:: EXERCISE PASSAGE ::
* * * *
And I just knew, God was answering my prayer.... Faith to trust what He says.  The hard to understand.  The mysterious.  It's a gift.

This blog post has been on my heart all week, along with another one... and given how this all just happened, I need to combine them.  So here is the other one...

Yesterday I went to a funeral.  I didn't know the girl well, although I did go to beauty school with her and I remember her coming to the benefit concert my family had for my uncle Dale & Rachel while I was pregnant with my girl.  I remember her telling me she read my blog and encouraging me in my journey...But I wasn't friends with her.  My family grew up with hers and so I went to be there for her parents, really.  She was only 32 and left behind 3 little kids after a long and brave battle with cancer.  It said in her obituary that she wanted people to wear bright colors - or her favorite purple - to her service. 

I pulled up on the side of the road in my purple sweater and I watched as people flooded the streets in Hawaiian print and purple clothes.  My eyes filled with tears and the post that's been on my heart came back to me....

What am I grieving?

I'm not grieving my daughter, sister, mother, friend.  So why am I sad?  Why does this hurt?

I walked through the building, watched slideshows of her growing up and of her with her kids.  I watched her kids walk around and everyone watching them with sad eyes.  I looked a her photos.  I hugged her family and friends.  I tucked her picture away in my bag along with a purple Lyndt chocolate.  And as I passed a little room on the right, I looked in to see shelves covered with little boxes - and above them on the wall the words: 

"Permanent Memorials"
* * * *
:: EXERCISE INSTRUCTIONS ::
1: Summarize the blog post in two sentences.
2: Answer these questions from the blog post:
(a) How old was the woman whose funeral the writer attended?
(b) What did her obituary say she wanted people to wear to her service?
(c) What words were on the wall above the shelves of little boxes?
* * * *
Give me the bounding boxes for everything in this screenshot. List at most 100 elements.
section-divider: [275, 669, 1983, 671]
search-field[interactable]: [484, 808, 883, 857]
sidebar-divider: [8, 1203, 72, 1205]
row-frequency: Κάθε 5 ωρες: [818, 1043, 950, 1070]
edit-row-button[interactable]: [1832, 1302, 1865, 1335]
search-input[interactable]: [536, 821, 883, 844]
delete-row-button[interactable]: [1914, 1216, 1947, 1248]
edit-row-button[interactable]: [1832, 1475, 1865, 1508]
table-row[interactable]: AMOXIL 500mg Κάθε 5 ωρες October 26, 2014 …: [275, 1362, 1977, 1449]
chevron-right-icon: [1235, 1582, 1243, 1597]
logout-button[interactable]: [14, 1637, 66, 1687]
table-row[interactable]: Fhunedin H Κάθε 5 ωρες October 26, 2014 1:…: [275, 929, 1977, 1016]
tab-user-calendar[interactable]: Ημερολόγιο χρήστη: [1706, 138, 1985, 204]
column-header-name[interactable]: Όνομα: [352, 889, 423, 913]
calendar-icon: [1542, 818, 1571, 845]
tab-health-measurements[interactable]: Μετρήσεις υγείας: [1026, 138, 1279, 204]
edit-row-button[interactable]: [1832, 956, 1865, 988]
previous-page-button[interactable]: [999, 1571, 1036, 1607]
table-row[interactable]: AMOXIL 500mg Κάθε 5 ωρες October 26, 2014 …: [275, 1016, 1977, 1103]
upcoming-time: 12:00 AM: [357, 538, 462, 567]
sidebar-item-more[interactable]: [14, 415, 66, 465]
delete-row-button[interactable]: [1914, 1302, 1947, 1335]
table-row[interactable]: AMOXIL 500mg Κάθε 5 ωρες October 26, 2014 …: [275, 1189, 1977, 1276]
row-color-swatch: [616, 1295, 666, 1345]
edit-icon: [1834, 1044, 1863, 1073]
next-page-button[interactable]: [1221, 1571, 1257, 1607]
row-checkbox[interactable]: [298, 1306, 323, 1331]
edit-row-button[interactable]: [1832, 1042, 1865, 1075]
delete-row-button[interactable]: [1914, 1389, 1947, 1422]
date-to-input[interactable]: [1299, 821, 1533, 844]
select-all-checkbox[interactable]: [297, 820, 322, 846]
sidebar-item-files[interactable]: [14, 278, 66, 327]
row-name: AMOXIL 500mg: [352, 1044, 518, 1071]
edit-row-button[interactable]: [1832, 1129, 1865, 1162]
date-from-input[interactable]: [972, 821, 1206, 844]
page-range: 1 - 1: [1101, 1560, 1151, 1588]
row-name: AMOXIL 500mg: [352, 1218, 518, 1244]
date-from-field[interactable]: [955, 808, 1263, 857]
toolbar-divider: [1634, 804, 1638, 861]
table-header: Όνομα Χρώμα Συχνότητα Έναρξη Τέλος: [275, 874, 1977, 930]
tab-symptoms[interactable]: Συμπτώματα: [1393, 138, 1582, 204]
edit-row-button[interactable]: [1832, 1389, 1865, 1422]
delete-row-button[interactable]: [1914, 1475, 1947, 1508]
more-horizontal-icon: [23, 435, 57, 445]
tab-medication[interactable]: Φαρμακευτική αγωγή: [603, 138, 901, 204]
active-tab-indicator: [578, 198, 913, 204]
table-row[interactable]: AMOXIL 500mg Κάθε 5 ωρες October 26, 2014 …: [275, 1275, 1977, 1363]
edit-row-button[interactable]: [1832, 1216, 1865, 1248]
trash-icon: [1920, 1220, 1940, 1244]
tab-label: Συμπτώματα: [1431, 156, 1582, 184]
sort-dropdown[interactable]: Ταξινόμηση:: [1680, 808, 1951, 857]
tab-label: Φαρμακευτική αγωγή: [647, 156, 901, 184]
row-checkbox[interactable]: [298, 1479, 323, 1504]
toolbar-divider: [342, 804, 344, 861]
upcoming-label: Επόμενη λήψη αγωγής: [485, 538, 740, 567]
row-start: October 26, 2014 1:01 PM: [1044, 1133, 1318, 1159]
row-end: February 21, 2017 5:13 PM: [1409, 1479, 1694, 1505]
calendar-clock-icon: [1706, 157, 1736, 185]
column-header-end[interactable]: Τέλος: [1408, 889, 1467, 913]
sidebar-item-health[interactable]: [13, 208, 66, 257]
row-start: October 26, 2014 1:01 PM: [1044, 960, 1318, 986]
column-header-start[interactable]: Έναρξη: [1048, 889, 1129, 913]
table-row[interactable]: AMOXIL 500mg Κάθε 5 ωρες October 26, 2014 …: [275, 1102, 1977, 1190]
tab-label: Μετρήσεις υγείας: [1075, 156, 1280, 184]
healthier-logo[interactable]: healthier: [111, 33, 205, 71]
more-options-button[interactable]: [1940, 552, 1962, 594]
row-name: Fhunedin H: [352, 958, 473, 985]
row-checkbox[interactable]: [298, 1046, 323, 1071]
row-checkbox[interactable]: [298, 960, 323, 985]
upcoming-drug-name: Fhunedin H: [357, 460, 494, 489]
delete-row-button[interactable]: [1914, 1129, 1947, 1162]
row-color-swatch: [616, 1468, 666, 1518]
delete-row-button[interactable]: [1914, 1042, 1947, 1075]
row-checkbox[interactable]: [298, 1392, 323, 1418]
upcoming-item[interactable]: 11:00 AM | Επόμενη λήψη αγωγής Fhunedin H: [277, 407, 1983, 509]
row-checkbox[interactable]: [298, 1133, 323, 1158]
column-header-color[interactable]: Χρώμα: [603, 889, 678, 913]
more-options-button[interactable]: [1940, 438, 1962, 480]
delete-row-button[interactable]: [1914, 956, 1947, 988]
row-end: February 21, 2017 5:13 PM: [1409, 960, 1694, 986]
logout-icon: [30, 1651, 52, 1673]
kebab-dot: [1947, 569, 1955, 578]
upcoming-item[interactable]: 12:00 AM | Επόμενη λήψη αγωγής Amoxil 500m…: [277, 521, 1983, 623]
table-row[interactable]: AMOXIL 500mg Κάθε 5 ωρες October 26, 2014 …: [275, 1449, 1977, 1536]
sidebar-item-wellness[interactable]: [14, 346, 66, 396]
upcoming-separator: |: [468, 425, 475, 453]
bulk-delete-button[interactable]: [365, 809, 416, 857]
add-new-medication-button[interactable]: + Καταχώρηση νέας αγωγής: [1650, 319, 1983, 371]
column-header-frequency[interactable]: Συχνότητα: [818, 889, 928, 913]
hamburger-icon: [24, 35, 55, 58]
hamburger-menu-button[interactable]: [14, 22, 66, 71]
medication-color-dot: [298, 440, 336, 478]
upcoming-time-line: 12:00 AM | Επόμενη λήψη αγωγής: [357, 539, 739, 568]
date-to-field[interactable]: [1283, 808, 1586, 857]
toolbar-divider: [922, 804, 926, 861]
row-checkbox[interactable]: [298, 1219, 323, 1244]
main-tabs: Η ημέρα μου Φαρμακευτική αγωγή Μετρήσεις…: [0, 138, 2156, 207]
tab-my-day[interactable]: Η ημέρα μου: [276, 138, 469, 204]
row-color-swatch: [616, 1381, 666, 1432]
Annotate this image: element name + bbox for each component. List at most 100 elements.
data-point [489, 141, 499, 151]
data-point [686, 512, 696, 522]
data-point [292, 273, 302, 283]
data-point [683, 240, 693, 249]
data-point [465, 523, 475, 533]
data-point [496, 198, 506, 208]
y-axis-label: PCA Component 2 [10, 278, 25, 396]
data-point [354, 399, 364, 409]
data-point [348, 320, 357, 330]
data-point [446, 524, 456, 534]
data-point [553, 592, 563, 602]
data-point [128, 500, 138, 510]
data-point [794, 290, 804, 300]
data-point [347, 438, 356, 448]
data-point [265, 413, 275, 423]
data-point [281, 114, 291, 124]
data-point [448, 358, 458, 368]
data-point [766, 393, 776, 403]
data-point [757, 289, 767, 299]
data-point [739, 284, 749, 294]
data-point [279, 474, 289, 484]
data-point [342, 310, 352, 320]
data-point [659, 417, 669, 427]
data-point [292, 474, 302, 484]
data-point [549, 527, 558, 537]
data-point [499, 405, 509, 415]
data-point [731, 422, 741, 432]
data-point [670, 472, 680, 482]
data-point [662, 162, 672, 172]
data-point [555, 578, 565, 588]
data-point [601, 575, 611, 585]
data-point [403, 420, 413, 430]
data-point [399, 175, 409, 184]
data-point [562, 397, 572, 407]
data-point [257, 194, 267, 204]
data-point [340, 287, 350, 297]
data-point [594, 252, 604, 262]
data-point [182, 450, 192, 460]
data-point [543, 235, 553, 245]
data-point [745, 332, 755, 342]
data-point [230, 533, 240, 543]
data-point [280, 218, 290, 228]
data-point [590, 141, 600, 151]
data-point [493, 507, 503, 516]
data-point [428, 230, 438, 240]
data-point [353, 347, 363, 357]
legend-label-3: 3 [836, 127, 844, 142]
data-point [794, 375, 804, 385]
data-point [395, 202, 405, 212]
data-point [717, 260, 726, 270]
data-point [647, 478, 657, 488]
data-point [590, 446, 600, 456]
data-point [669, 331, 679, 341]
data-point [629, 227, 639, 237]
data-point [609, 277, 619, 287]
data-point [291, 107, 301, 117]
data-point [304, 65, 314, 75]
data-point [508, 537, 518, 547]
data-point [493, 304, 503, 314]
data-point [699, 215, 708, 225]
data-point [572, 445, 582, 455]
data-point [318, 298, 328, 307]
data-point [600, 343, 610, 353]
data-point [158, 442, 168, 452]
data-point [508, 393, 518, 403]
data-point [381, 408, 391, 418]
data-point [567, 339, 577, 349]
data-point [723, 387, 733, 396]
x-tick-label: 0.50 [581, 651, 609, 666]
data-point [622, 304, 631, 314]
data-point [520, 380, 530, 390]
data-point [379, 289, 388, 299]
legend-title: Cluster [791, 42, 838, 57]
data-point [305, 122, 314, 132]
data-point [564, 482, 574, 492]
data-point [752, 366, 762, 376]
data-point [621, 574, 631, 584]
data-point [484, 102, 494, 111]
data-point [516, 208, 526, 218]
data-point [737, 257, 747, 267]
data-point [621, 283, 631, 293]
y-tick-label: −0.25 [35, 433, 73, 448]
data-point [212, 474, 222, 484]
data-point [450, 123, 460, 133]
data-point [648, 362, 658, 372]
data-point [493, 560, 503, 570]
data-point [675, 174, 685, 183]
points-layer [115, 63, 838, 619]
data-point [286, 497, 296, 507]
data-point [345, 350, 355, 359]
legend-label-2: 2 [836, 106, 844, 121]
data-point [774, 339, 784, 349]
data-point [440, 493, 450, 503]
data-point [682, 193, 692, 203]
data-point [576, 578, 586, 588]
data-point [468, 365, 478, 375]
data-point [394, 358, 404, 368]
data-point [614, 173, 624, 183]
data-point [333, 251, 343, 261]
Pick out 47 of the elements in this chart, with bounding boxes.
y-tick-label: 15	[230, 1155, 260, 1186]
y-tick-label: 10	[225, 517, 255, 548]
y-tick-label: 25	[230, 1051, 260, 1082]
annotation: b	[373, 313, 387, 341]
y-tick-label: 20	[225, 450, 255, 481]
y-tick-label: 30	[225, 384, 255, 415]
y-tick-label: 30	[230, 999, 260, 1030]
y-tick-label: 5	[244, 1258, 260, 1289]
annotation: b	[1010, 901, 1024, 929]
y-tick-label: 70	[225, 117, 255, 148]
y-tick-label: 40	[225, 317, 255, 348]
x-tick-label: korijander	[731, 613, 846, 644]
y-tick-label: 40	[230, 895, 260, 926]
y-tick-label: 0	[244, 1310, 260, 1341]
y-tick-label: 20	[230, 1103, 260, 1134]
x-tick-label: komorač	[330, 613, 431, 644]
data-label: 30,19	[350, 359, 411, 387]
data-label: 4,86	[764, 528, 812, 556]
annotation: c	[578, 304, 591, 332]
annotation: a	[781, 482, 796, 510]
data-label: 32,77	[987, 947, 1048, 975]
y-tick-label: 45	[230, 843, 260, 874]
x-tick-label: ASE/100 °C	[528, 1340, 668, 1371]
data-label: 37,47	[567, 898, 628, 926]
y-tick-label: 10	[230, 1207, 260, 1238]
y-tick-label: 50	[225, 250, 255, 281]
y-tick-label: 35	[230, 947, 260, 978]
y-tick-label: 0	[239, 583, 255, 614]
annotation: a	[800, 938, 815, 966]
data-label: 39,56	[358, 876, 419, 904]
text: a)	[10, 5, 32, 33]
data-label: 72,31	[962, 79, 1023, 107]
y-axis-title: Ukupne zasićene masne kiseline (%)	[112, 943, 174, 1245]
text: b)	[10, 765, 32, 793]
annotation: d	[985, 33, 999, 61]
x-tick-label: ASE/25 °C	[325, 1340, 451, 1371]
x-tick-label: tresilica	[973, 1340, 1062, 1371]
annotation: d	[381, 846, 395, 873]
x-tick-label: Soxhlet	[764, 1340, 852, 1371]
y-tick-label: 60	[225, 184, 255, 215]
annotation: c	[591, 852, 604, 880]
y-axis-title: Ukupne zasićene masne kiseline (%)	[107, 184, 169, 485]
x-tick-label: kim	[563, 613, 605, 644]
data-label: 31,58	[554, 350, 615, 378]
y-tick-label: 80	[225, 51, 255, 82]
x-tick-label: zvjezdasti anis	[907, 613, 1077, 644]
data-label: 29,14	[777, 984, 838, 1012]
* * * *
:: SOLUTIONS IN ORDER ::
1: The writer went to the funeral of a 32-year-old woman, known from beauty school, who died after a long battle with cancer and left three little kids behind. Watching mourners arrive in Hawaiian print and purple, as her obituary had asked, brought back a question the writer had carried all week: what is being grieved when the one who died was not a daughter, sister, mother, or friend.

2:
(a) She was 32.
(b) Bright colors or her favorite purple.
(c) "Permanent Memorials"